--- begin ---

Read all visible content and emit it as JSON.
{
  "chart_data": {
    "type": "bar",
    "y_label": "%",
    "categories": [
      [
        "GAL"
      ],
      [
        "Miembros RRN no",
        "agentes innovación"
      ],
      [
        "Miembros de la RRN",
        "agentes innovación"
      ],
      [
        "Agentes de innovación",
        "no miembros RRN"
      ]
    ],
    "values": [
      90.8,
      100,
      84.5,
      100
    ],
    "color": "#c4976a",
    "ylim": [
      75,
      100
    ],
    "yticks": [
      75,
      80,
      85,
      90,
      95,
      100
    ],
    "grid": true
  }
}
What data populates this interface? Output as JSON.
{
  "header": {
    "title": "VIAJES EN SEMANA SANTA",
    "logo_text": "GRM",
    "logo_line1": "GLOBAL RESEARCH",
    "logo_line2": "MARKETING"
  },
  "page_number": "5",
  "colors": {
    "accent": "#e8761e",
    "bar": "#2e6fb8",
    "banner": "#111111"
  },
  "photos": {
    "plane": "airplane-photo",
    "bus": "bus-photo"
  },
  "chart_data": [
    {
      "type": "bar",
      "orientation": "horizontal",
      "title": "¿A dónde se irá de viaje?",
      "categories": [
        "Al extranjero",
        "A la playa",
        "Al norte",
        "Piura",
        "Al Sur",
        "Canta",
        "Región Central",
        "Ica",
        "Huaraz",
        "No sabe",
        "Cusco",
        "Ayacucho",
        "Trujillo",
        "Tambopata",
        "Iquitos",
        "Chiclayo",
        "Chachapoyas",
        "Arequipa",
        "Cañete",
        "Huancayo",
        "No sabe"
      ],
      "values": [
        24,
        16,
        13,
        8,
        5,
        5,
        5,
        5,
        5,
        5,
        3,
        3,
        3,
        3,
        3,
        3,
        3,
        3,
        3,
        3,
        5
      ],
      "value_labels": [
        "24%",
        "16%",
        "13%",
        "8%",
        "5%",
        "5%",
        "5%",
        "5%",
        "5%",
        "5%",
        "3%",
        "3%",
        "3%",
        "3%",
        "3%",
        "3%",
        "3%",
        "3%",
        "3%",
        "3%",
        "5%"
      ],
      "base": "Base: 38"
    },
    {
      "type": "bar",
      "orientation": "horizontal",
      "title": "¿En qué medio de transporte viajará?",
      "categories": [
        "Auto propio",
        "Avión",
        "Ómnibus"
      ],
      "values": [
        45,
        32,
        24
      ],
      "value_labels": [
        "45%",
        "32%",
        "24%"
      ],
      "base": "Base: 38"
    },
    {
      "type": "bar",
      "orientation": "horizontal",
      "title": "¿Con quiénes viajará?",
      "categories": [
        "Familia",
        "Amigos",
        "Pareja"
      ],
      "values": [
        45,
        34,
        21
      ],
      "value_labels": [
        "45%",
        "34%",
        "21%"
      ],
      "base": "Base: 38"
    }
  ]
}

--- end ---

Aim of the exercise: The listing above should be transcribed in full, exactly as written.

Result below:
Read all visible content and emit it as JSON.
{
  "chart_data": {
    "type": "bar",
    "y_label": "%",
    "categories": [
      [
        "GAL"
      ],
      [
        "Miembros RRN no",
        "agentes innovación"
      ],
      [
        "Miembros de la RRN",
        "agentes innovación"
      ],
      [
        "Agentes de innovación",
        "no miembros RRN"
      ]
    ],
    "values": [
      90.8,
      100,
      84.5,
      100
    ],
    "color": "#c4976a",
    "ylim": [
      75,
      100
    ],
    "yticks": [
      75,
      80,
      85,
      90,
      95,
      100
    ],
    "grid": true
  }
}
What data populates this interface? Output as JSON.
{
  "header": {
    "title": "VIAJES EN SEMANA SANTA",
    "logo_text": "GRM",
    "logo_line1": "GLOBAL RESEARCH",
    "logo_line2": "MARKETING"
  },
  "page_number": "5",
  "colors": {
    "accent": "#e8761e",
    "bar": "#2e6fb8",
    "banner": "#111111"
  },
  "photos": {
    "plane": "airplane-photo",
    "bus": "bus-photo"
  },
  "chart_data": [
    {
      "type": "bar",
      "orientation": "horizontal",
      "title": "¿A dónde se irá de viaje?",
      "categories": [
        "Al extranjero",
        "A la playa",
        "Al norte",
        "Piura",
        "Al Sur",
        "Canta",
        "Región Central",
        "Ica",
        "Huaraz",
        "No sabe",
        "Cusco",
        "Ayacucho",
        "Trujillo",
        "Tambopata",
        "Iquitos",
        "Chiclayo",
        "Chachapoyas",
        "Arequipa",
        "Cañete",
        "Huancayo",
        "No sabe"
      ],
      "values": [
        24,
        16,
        13,
        8,
        5,
        5,
        5,
        5,
        5,
        5,
        3,
        3,
        3,
        3,
        3,
        3,
        3,
        3,
        3,
        3,
        5
      ],
      "value_labels": [
        "24%",
        "16%",
        "13%",
        "8%",
        "5%",
        "5%",
        "5%",
        "5%",
        "5%",
        "5%",
        "3%",
        "3%",
        "3%",
        "3%",
        "3%",
        "3%",
        "3%",
        "3%",
        "3%",
        "3%",
        "5%"
      ],
      "base": "Base: 38"
    },
    {
      "type": "bar",
      "orientation": "horizontal",
      "title": "¿En qué medio de transporte viajará?",
      "categories": [
        "Auto propio",
        "Avión",
        "Ómnibus"
      ],
      "values": [
        45,
        32,
        24
      ],
      "value_labels": [
        "45%",
        "32%",
        "24%"
      ],
      "base": "Base: 38"
    },
    {
      "type": "bar",
      "orientation": "horizontal",
      "title": "¿Con quiénes viajará?",
      "categories": [
        "Familia",
        "Amigos",
        "Pareja"
      ],
      "values": [
        45,
        34,
        21
      ],
      "value_labels": [
        "45%",
        "34%",
        "21%"
      ],
      "base": "Base: 38"
    }
  ]
}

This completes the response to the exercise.